**Your instructions**
Transcribe the entries that follow exactly as they appear, minus pictures.

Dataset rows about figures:
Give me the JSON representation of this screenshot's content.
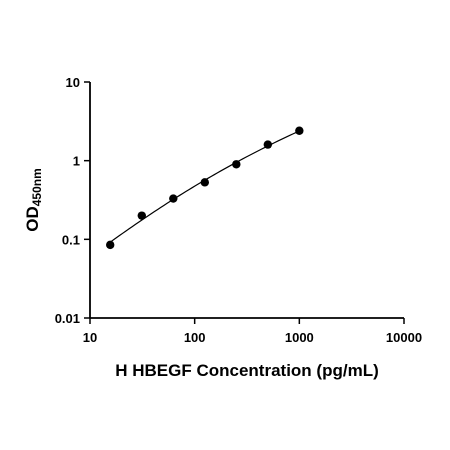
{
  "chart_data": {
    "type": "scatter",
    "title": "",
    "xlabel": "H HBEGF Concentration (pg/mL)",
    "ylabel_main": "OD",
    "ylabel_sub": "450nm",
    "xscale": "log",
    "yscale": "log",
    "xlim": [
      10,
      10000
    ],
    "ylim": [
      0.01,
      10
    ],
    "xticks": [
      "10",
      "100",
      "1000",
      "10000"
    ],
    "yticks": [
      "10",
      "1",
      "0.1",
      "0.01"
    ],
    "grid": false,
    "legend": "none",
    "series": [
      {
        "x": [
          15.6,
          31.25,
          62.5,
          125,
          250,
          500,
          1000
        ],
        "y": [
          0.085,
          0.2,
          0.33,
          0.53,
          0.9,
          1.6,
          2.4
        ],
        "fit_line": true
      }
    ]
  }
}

**Reply**
Give me the JSON representation of this screenshot's content.
{
  "chart_data": {
    "type": "scatter",
    "title": "",
    "xlabel": "H HBEGF Concentration (pg/mL)",
    "ylabel_main": "OD",
    "ylabel_sub": "450nm",
    "xscale": "log",
    "yscale": "log",
    "xlim": [
      10,
      10000
    ],
    "ylim": [
      0.01,
      10
    ],
    "xticks": [
      "10",
      "100",
      "1000",
      "10000"
    ],
    "yticks": [
      "10",
      "1",
      "0.1",
      "0.01"
    ],
    "grid": false,
    "legend": "none",
    "series": [
      {
        "x": [
          15.6,
          31.25,
          62.5,
          125,
          250,
          500,
          1000
        ],
        "y": [
          0.085,
          0.2,
          0.33,
          0.53,
          0.9,
          1.6,
          2.4
        ],
        "fit_line": true
      }
    ]
  }
}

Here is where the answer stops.